### SUPPLIED RECORDS:
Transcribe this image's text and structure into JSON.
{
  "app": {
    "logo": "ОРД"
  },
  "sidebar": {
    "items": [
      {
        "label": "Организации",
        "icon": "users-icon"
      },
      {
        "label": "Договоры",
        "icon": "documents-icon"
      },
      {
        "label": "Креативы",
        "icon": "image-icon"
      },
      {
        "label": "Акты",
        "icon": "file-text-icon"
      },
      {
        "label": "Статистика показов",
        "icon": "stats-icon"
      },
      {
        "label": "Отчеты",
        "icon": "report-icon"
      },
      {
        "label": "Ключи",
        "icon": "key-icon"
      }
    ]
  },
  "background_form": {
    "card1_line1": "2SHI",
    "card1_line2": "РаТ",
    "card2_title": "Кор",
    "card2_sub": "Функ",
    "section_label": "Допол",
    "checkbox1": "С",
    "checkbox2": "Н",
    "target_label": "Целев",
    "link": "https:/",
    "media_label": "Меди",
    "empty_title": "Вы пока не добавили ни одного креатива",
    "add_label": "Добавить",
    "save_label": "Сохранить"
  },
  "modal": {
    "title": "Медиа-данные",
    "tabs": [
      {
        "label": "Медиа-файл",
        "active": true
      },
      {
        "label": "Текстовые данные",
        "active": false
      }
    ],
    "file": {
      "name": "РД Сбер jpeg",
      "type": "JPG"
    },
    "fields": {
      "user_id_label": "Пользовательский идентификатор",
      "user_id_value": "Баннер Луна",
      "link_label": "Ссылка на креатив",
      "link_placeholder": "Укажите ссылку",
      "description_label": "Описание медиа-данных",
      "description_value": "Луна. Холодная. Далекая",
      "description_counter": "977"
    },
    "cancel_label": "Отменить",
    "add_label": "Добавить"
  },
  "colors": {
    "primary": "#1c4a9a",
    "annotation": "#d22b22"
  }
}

...

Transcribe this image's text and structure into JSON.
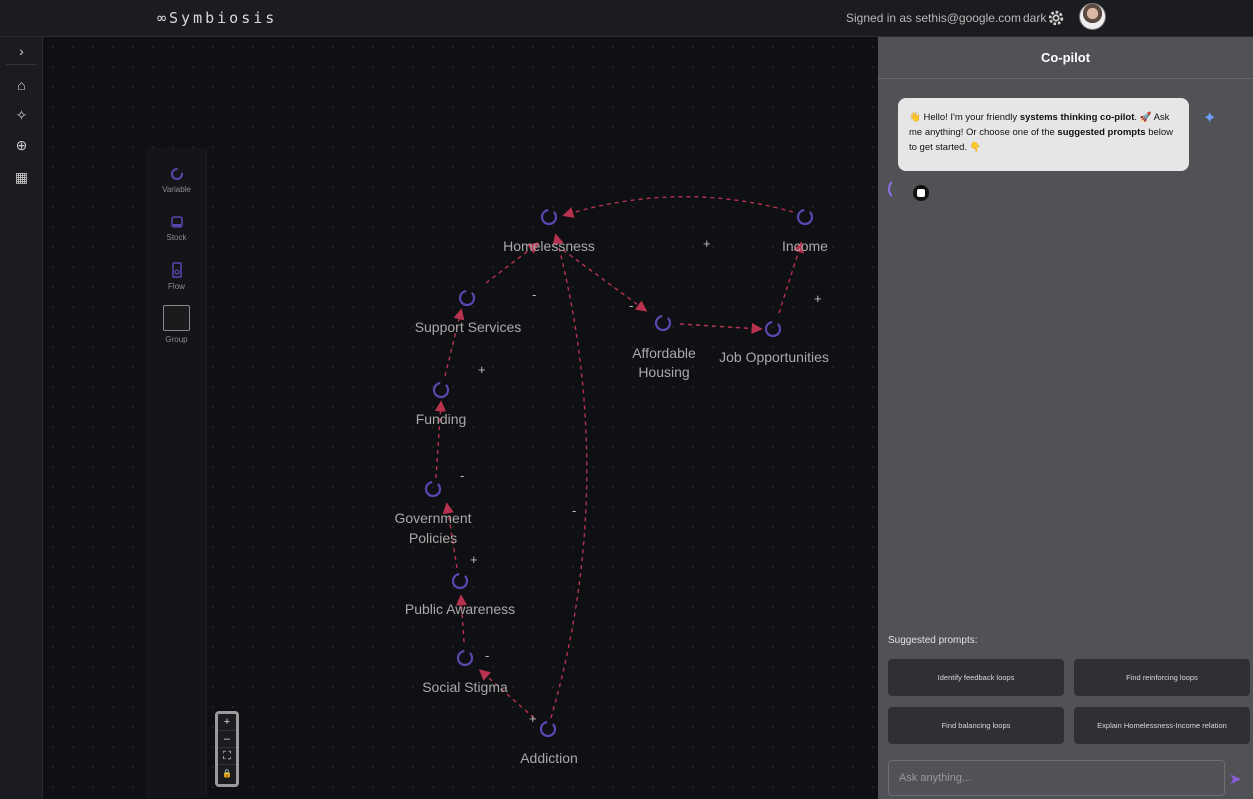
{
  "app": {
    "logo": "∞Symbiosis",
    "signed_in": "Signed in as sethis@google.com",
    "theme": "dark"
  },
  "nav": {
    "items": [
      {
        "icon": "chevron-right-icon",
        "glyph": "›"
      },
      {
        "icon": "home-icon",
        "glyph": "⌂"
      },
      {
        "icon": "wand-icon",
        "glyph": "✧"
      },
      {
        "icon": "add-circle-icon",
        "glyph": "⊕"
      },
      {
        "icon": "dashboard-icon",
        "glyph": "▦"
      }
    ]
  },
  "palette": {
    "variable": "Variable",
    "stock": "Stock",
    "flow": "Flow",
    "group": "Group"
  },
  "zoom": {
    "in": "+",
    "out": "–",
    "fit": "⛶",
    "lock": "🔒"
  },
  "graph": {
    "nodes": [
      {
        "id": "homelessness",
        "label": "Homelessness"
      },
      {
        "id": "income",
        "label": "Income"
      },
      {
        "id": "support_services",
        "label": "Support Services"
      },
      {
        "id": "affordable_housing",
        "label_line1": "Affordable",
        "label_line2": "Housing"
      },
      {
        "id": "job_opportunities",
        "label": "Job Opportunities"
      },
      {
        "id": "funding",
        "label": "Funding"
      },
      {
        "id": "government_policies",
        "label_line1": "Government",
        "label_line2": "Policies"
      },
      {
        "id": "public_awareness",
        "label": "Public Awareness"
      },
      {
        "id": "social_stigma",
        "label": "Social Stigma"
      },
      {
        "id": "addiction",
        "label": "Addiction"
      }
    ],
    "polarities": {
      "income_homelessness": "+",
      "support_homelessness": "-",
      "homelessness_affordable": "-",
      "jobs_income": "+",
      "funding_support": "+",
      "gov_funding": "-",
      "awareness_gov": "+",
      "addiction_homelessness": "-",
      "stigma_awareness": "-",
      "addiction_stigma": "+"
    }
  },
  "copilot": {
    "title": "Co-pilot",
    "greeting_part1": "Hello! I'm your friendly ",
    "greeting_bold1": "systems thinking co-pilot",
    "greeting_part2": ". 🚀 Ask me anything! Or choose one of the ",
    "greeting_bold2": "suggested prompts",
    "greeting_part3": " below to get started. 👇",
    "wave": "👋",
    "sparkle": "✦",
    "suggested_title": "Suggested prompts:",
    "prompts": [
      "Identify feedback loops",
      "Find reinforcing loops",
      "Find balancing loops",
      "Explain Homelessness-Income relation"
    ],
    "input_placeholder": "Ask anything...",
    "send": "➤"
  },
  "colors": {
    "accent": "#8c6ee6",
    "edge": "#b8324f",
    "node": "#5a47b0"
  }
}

### EXERCISE:
Reproduce each line holding the word "Луна".

### RESULT:
      "user_id_value": "Баннер Луна",
      "description_value": "Луна. Холодная. Далекая",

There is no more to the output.